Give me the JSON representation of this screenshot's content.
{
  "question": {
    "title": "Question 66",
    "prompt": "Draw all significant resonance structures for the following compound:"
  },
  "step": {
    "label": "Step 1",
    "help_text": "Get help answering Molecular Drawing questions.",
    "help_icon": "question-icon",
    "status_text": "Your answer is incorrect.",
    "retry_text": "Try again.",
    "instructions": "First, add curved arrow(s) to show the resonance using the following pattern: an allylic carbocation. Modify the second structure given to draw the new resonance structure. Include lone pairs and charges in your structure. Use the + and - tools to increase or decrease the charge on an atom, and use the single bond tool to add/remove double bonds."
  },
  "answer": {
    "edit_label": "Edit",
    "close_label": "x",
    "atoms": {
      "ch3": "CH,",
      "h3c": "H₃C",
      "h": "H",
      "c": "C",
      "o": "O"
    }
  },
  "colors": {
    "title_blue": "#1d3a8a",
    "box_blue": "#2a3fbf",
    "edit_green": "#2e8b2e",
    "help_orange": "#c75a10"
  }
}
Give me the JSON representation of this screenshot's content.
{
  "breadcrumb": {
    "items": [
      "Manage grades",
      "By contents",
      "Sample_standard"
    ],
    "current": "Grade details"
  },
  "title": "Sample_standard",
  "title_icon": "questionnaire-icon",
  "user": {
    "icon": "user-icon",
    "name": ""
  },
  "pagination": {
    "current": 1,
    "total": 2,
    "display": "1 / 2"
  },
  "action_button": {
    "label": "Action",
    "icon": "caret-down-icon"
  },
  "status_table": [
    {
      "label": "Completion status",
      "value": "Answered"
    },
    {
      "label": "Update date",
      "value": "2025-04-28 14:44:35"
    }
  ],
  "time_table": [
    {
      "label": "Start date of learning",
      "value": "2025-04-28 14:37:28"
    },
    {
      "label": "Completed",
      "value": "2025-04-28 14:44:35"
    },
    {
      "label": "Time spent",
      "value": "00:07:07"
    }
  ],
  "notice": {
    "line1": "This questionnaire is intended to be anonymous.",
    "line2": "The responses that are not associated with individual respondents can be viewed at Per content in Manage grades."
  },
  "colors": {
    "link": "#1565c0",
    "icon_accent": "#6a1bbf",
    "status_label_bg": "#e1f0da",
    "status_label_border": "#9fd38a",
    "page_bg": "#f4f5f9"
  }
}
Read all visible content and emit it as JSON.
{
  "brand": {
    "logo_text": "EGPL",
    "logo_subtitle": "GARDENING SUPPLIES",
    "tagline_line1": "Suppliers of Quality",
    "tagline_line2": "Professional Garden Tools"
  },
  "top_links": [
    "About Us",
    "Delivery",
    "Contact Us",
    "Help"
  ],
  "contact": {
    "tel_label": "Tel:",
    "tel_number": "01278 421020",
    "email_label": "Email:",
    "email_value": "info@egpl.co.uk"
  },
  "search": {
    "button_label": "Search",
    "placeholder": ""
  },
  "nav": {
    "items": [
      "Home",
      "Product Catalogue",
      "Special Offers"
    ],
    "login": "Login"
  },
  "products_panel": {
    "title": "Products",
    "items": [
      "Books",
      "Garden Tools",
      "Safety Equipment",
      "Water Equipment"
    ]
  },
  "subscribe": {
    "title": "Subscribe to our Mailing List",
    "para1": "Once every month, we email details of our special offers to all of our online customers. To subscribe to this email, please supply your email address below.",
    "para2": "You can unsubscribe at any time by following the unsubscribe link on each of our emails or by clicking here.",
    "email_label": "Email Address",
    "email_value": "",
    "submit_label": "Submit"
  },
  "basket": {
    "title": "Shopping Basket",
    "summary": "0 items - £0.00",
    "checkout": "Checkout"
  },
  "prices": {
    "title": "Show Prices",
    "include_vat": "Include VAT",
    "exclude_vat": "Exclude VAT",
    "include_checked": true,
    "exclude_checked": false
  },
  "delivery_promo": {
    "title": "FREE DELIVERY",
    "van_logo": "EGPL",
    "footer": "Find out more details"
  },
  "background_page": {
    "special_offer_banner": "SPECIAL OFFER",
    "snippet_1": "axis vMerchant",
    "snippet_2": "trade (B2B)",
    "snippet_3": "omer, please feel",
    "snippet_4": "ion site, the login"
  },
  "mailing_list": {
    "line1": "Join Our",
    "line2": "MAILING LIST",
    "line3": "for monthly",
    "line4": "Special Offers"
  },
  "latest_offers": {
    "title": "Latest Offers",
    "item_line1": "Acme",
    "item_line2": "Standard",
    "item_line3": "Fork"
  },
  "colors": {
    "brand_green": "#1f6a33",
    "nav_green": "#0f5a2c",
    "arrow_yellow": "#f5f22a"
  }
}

Work to be completed:
The lines above form a set of records; determine how many of them contain the string "date" and give that number alone.

Complete output:
2